[Start]

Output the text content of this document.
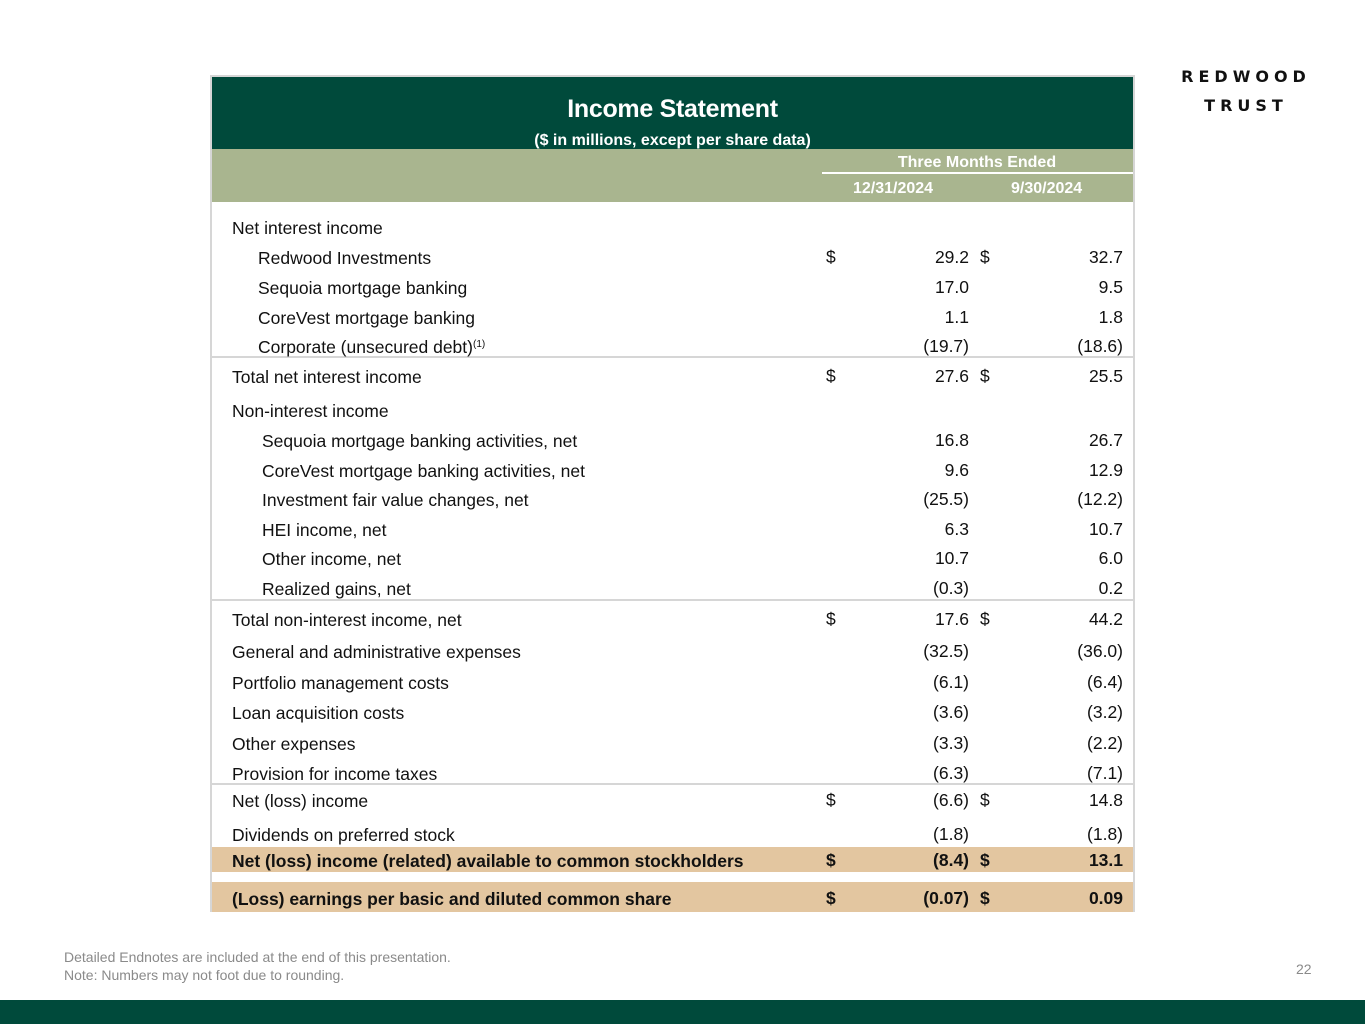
REDWOOD
TRUST
Income Statement
($ in millions, except per share data)
Three Months Ended
12/31/2024	9/30/2024
Net interest income
Redwood Investments	$	29.2 $	32.7
Sequoia mortgage banking	17.0	9.5
CoreVest mortgage banking	1.1	1.8
Corporate (unsecured debt)$^{(1)}$	(19.7)	(18.6)
Total net interest income	$	27.6 $	25.5
Non-interest income
Sequoia mortgage banking activities, net	16.8	26.7
CoreVest mortgage banking activities, net	9.6	12.9
Investment fair value changes, net	(25.5)	(12.2)
HEI income, net	6.3	10.7
Other income, net	10.7	6.0
Realized gains, net	(0.3)	0.2
Total non-interest income, net	$	17.6 $	44.2
General and administrative expenses	(32.5)	(36.0)
Portfolio management costs	(6.1)	(6.4)
Loan acquisition costs	(3.6)	(3.2)
Other expenses	(3.3)	(2.2)
Provision for income taxes	(6.3)	(7.1)
Net (loss) income	$	(6.6) $	14.8
Dividends on preferred stock	(1.8)	(1.8)
Net (loss) income (related) available to common stockholders	$	(8.4) $	13.1
(Loss) earnings per basic and diluted common share	$	(0.07) $	0.09
Detailed Endnotes are included at the end of this presentation.
Note: Numbers may not foot due to rounding.	22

[End]

Take the listing above and restate it word for word, without its pictures.

SOLUTION TO THIS EXERCISE
Output the text content of this document.
REDWOOD
TRUST
Income Statement
($ in millions, except per share data)
Three Months Ended
12/31/2024	9/30/2024
Net interest income
Redwood Investments	$	29.2 $	32.7
Sequoia mortgage banking	17.0	9.5
CoreVest mortgage banking	1.1	1.8
Corporate (unsecured debt)$^{(1)}$	(19.7)	(18.6)
Total net interest income	$	27.6 $	25.5
Non-interest income
Sequoia mortgage banking activities, net	16.8	26.7
CoreVest mortgage banking activities, net	9.6	12.9
Investment fair value changes, net	(25.5)	(12.2)
HEI income, net	6.3	10.7
Other income, net	10.7	6.0
Realized gains, net	(0.3)	0.2
Total non-interest income, net	$	17.6 $	44.2
General and administrative expenses	(32.5)	(36.0)
Portfolio management costs	(6.1)	(6.4)
Loan acquisition costs	(3.6)	(3.2)
Other expenses	(3.3)	(2.2)
Provision for income taxes	(6.3)	(7.1)
Net (loss) income	$	(6.6) $	14.8
Dividends on preferred stock	(1.8)	(1.8)
Net (loss) income (related) available to common stockholders	$	(8.4) $	13.1
(Loss) earnings per basic and diluted common share	$	(0.07) $	0.09
Detailed Endnotes are included at the end of this presentation.
Note: Numbers may not foot due to rounding.	22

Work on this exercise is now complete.